(EXERCISE) Return the records that follow unaltered. Omit every picture.

[Lines of data]

====

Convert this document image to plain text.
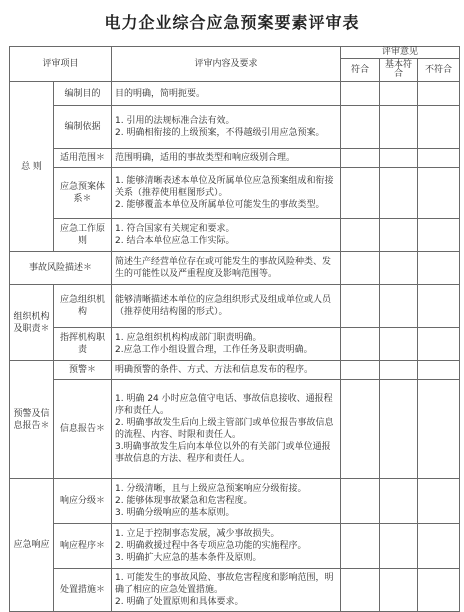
电力企业综合应急预案要素评审表
评审项目		评审内容及要求	评审意见		
			符合	基本符合	不符合
总 则	编制目的	目的明确，简明扼要。			

	编制依据	1. 引用的法规标准合法有效。
2. 明确相衔接的上级预案，不得越级引用应急预案。			

	适用范围＊	范围明确，适用的事故类型和响应级别合理。			

	应急预案体系＊	1. 能够清晰表述本单位及所属单位应急预案组成和衔接关系（推荐使用框图形式）。
2. 能够覆盖本单位及所属单位可能发生的事故类型。			

	应急工作原则	1. 符合国家有关规定和要求。
2. 结合本单位应急工作实际。			

事故风险描述＊		简述生产经营单位存在或可能发生的事故风险种类、发生的可能性以及严重程度及影响范围等。			

组织机构及职责＊	应急组织机构	能够清晰描述本单位的应急组织形式及组成单位或人员（推荐使用结构图的形式）。			

	指挥机构职责	1. 应急组织机构构成部门职责明确。
2.应急工作小组设置合理，工作任务及职责明确。			

预警及信息报告＊	预警＊	明确预警的条件、方式、方法和信息发布的程序。			

	信息报告＊	1. 明确 24 小时应急值守电话、事故信息接收、通报程序和责任人。
2. 明确事故发生后向上级主管部门或单位报告事故信息的流程、内容、时限和责任人。
3.明确事故发生后向本单位以外的有关部门或单位通报事故信息的方法、程序和责任人。			

应急响应	响应分级＊	1. 分级清晰，且与上级应急预案响应分级衔接。
2. 能够体现事故紧急和危害程度。
3. 明确分级响应的基本原则。			

	响应程序＊	1. 立足于控制事态发展，减少事故损失。
2. 明确救援过程中各专项应急功能的实施程序。
3. 明确扩大应急的基本条件及原则。			

	处置措施＊	1. 可能发生的事故风险、事故危害程度和影响范围，明确了相应的应急处置措施。
2. 明确了处置原则和具体要求。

====

(ANSWER IN FULL)
Convert this document image to plain text.
电力企业综合应急预案要素评审表
评审项目		评审内容及要求	评审意见		
			符合	基本符合	不符合
总 则	编制目的	目的明确，简明扼要。			

	编制依据	1. 引用的法规标准合法有效。
2. 明确相衔接的上级预案，不得越级引用应急预案。			

	适用范围＊	范围明确，适用的事故类型和响应级别合理。			

	应急预案体系＊	1. 能够清晰表述本单位及所属单位应急预案组成和衔接关系（推荐使用框图形式）。
2. 能够覆盖本单位及所属单位可能发生的事故类型。			

	应急工作原则	1. 符合国家有关规定和要求。
2. 结合本单位应急工作实际。			

事故风险描述＊		简述生产经营单位存在或可能发生的事故风险种类、发生的可能性以及严重程度及影响范围等。			

组织机构及职责＊	应急组织机构	能够清晰描述本单位的应急组织形式及组成单位或人员（推荐使用结构图的形式）。			

	指挥机构职责	1. 应急组织机构构成部门职责明确。
2.应急工作小组设置合理，工作任务及职责明确。			

预警及信息报告＊	预警＊	明确预警的条件、方式、方法和信息发布的程序。			

	信息报告＊	1. 明确 24 小时应急值守电话、事故信息接收、通报程序和责任人。
2. 明确事故发生后向上级主管部门或单位报告事故信息的流程、内容、时限和责任人。
3.明确事故发生后向本单位以外的有关部门或单位通报事故信息的方法、程序和责任人。			

应急响应	响应分级＊	1. 分级清晰，且与上级应急预案响应分级衔接。
2. 能够体现事故紧急和危害程度。
3. 明确分级响应的基本原则。			

	响应程序＊	1. 立足于控制事态发展，减少事故损失。
2. 明确救援过程中各专项应急功能的实施程序。
3. 明确扩大应急的基本条件及原则。			

	处置措施＊	1. 可能发生的事故风险、事故危害程度和影响范围，明确了相应的应急处置措施。
2. 明确了处置原则和具体要求。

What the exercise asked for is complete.